- [Exercise directions]:
Reproduce all the entries exactly.

- [Data provided]:
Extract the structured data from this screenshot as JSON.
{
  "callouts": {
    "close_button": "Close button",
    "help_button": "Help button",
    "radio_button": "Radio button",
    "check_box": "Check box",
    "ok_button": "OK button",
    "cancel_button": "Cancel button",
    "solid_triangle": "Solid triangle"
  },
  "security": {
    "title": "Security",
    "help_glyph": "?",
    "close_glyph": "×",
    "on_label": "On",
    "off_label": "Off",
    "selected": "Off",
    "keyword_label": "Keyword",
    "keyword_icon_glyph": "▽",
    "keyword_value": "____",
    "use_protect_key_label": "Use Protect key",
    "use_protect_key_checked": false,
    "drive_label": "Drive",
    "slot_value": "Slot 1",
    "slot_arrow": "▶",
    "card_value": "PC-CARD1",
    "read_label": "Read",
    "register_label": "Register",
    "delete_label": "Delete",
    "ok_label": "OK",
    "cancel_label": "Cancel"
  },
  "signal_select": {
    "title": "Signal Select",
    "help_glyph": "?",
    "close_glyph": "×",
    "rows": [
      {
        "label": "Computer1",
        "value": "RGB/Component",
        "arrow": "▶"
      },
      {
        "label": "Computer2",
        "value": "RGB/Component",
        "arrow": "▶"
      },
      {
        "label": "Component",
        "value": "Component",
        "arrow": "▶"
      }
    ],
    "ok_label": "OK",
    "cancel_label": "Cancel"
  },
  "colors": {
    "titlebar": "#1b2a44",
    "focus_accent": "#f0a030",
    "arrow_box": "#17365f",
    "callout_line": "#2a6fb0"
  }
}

- [Written solution]:
Extract the structured data from this screenshot as JSON.
{
  "callouts": {
    "close_button": "Close button",
    "help_button": "Help button",
    "radio_button": "Radio button",
    "check_box": "Check box",
    "ok_button": "OK button",
    "cancel_button": "Cancel button",
    "solid_triangle": "Solid triangle"
  },
  "security": {
    "title": "Security",
    "help_glyph": "?",
    "close_glyph": "×",
    "on_label": "On",
    "off_label": "Off",
    "selected": "Off",
    "keyword_label": "Keyword",
    "keyword_icon_glyph": "▽",
    "keyword_value": "____",
    "use_protect_key_label": "Use Protect key",
    "use_protect_key_checked": false,
    "drive_label": "Drive",
    "slot_value": "Slot 1",
    "slot_arrow": "▶",
    "card_value": "PC-CARD1",
    "read_label": "Read",
    "register_label": "Register",
    "delete_label": "Delete",
    "ok_label": "OK",
    "cancel_label": "Cancel"
  },
  "signal_select": {
    "title": "Signal Select",
    "help_glyph": "?",
    "close_glyph": "×",
    "rows": [
      {
        "label": "Computer1",
        "value": "RGB/Component",
        "arrow": "▶"
      },
      {
        "label": "Computer2",
        "value": "RGB/Component",
        "arrow": "▶"
      },
      {
        "label": "Component",
        "value": "Component",
        "arrow": "▶"
      }
    ],
    "ok_label": "OK",
    "cancel_label": "Cancel"
  },
  "colors": {
    "titlebar": "#1b2a44",
    "focus_accent": "#f0a030",
    "arrow_box": "#17365f",
    "callout_line": "#2a6fb0"
  }
}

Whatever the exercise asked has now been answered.